### TASK PROMPT:
In the entries below, find every line holding the string "Maretstr" and collect it.

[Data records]
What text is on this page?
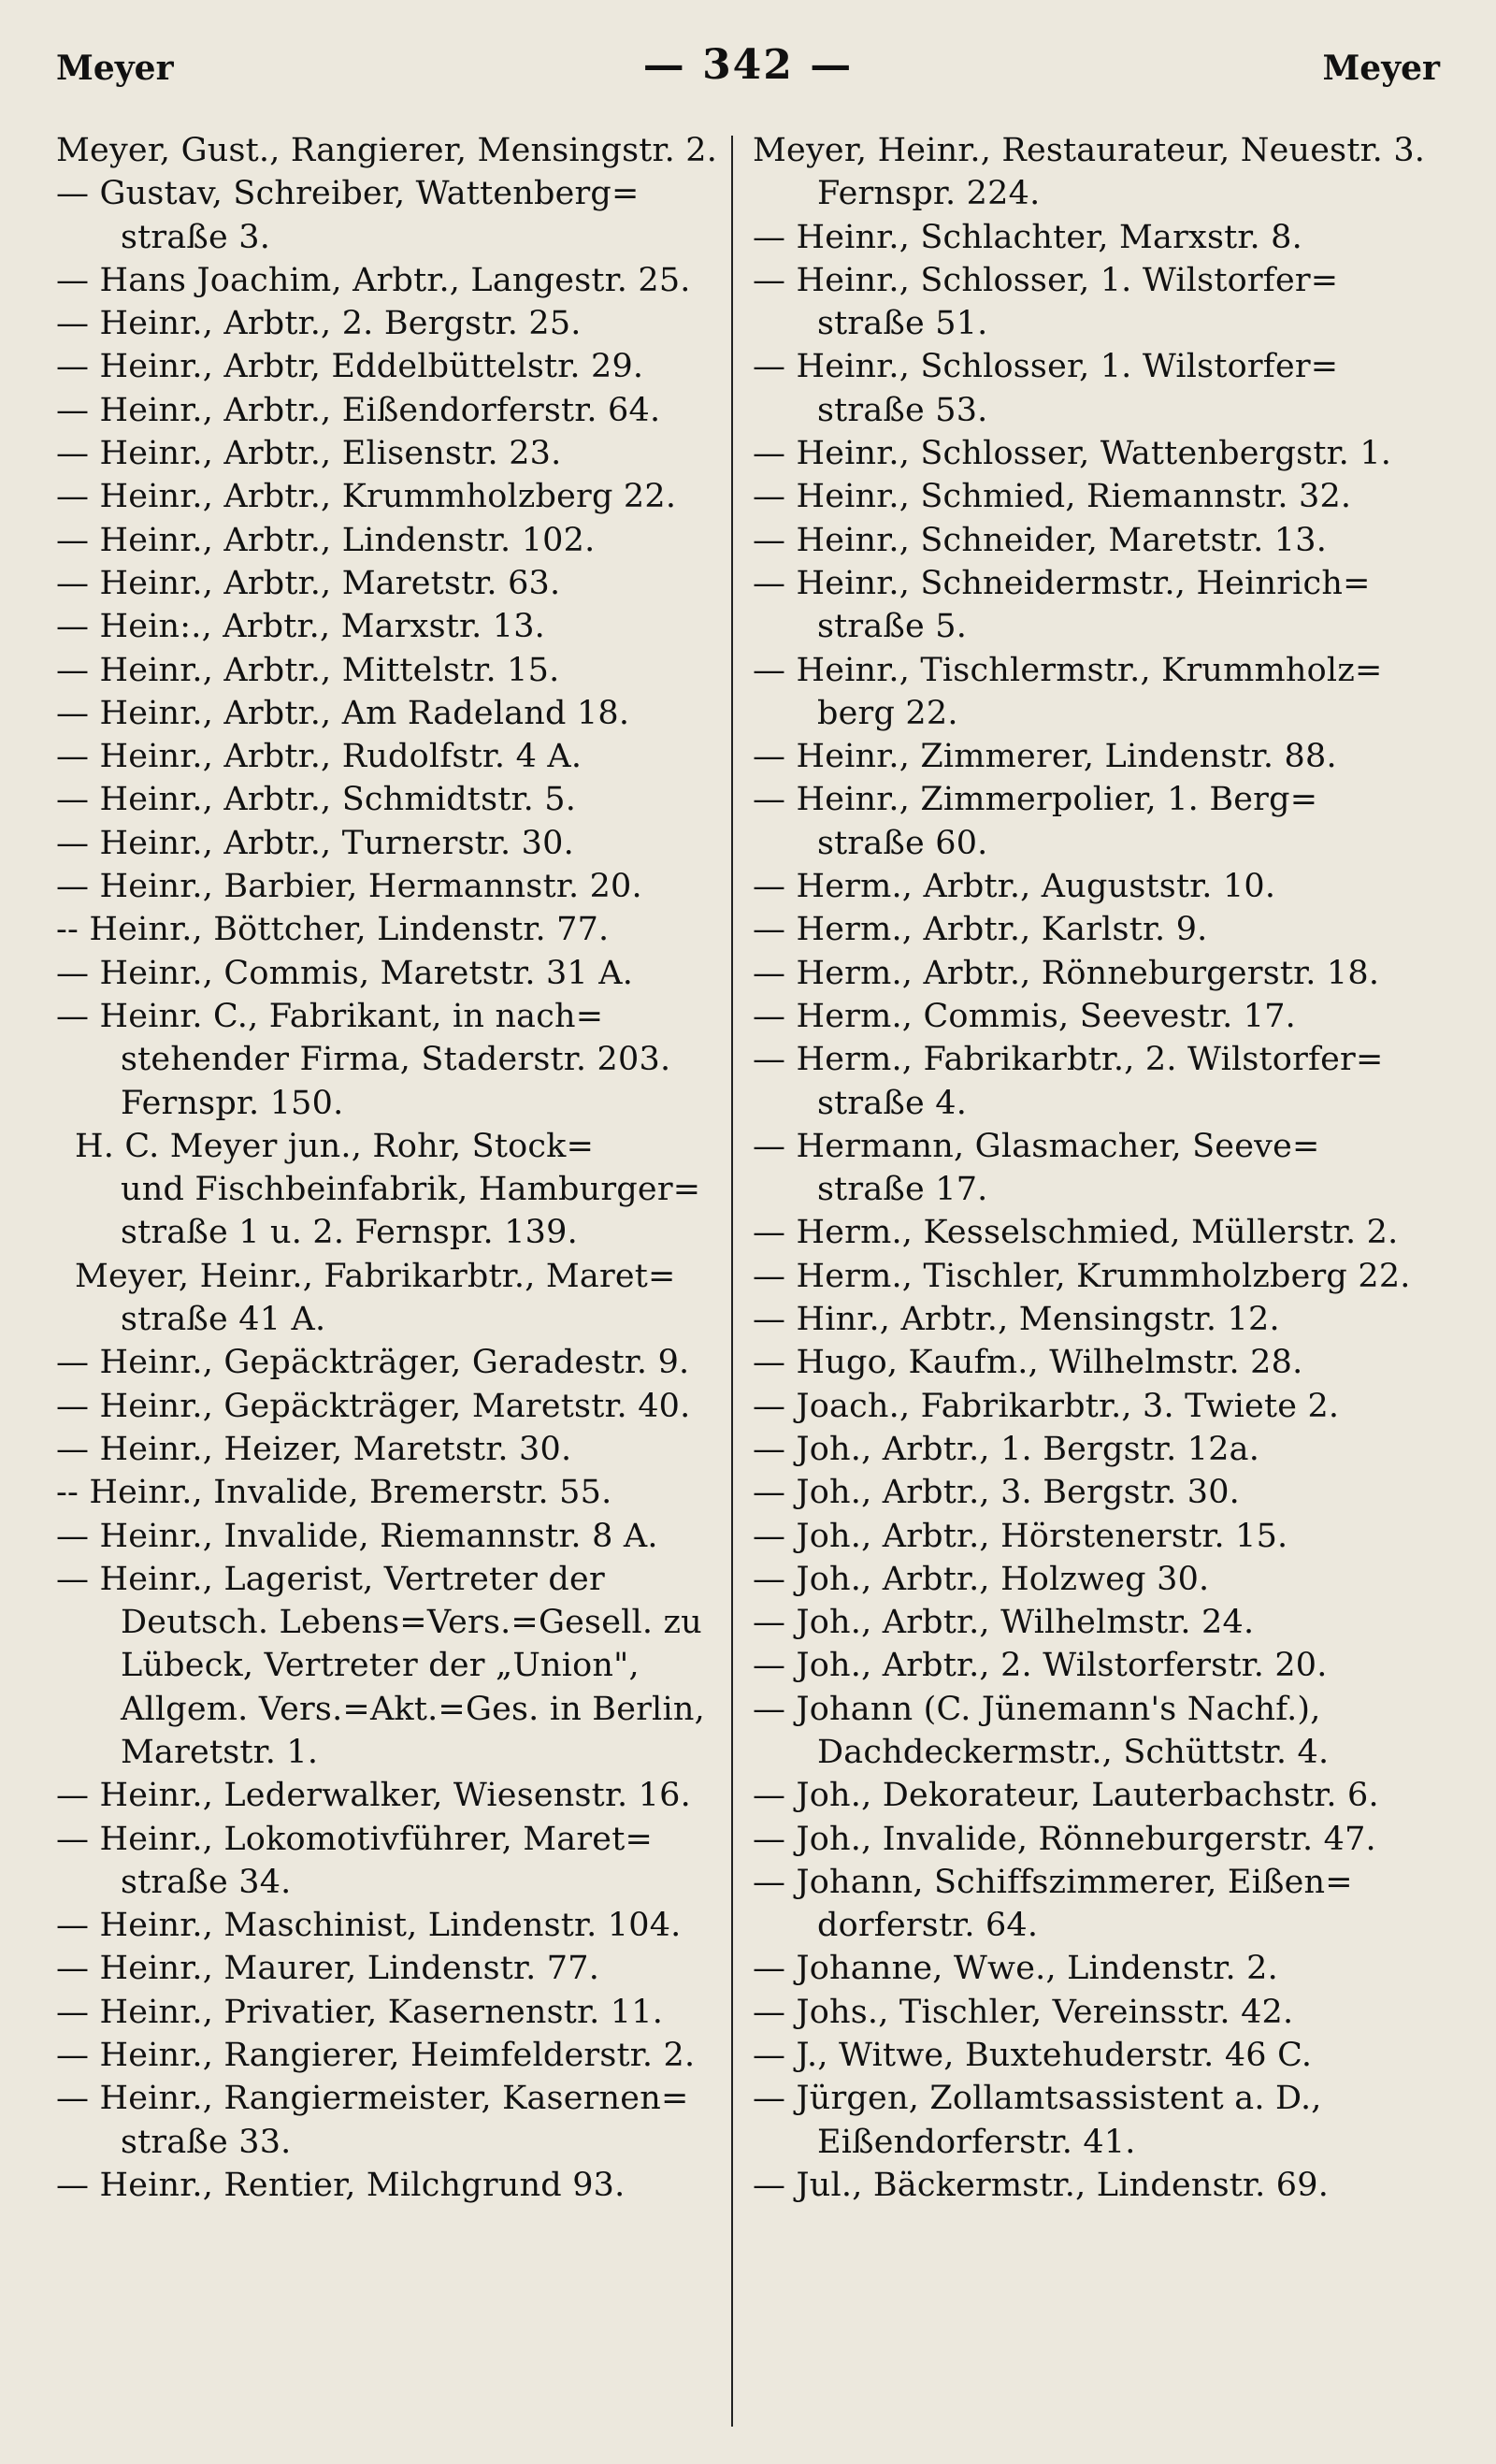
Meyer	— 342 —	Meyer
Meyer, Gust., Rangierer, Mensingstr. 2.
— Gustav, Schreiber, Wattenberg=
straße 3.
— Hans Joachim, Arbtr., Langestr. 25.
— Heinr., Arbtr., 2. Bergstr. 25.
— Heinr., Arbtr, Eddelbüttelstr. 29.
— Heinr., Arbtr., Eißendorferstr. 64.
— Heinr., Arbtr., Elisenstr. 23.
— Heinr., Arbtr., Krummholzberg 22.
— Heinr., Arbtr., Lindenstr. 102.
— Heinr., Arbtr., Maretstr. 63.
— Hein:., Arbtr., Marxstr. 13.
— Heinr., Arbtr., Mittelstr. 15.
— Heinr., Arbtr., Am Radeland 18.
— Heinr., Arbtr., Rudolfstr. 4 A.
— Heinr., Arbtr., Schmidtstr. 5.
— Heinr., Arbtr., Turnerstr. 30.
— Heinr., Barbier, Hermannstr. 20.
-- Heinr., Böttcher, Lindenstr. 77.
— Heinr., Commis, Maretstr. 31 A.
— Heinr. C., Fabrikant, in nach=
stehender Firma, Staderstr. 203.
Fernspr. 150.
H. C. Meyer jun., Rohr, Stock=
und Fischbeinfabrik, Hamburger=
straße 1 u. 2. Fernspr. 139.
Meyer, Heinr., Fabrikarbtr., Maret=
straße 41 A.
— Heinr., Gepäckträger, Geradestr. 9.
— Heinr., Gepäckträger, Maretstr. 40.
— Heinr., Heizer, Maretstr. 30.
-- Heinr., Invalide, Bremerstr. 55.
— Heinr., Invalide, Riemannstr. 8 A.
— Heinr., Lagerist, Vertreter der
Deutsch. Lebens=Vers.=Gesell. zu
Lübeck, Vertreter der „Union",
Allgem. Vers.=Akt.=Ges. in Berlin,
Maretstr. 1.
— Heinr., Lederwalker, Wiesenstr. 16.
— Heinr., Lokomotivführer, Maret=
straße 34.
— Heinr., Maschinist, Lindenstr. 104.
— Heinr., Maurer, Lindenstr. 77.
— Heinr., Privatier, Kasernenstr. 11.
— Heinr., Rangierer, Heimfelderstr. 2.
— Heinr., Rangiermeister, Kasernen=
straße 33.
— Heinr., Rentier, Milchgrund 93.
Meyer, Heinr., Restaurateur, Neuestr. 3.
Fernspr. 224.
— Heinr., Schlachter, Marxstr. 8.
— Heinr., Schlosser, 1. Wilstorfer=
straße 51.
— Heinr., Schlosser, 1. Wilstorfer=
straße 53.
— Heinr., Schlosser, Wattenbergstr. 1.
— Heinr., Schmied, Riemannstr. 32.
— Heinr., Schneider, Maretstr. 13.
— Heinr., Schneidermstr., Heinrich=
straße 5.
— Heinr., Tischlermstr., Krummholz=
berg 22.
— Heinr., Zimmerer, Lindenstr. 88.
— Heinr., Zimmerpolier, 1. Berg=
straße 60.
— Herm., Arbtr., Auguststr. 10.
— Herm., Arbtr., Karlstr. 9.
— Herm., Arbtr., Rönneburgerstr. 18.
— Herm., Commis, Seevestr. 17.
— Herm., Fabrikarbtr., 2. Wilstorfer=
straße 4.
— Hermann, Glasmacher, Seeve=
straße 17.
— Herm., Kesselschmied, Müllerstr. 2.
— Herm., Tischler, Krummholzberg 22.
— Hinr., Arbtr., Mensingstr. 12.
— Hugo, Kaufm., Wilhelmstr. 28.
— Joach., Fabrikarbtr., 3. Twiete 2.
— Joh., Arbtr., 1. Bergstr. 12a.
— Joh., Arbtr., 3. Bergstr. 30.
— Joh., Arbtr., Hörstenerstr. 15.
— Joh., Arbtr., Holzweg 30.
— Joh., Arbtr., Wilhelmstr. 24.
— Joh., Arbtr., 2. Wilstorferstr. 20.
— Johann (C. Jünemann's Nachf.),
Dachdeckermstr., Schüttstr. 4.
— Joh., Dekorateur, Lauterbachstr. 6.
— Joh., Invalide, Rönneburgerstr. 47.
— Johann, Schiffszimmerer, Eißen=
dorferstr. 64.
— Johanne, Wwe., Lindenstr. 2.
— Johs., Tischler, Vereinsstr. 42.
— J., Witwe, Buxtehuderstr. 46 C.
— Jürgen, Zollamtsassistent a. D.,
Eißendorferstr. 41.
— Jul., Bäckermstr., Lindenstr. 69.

### RESULT OF THE EXERCISE:
— Heinr., Arbtr., Maretstr. 63.
— Heinr., Commis, Maretstr. 31 A.
— Heinr., Gepäckträger, Maretstr. 40.
— Heinr., Heizer, Maretstr. 30.
Maretstr. 1.
— Heinr., Schneider, Maretstr. 13.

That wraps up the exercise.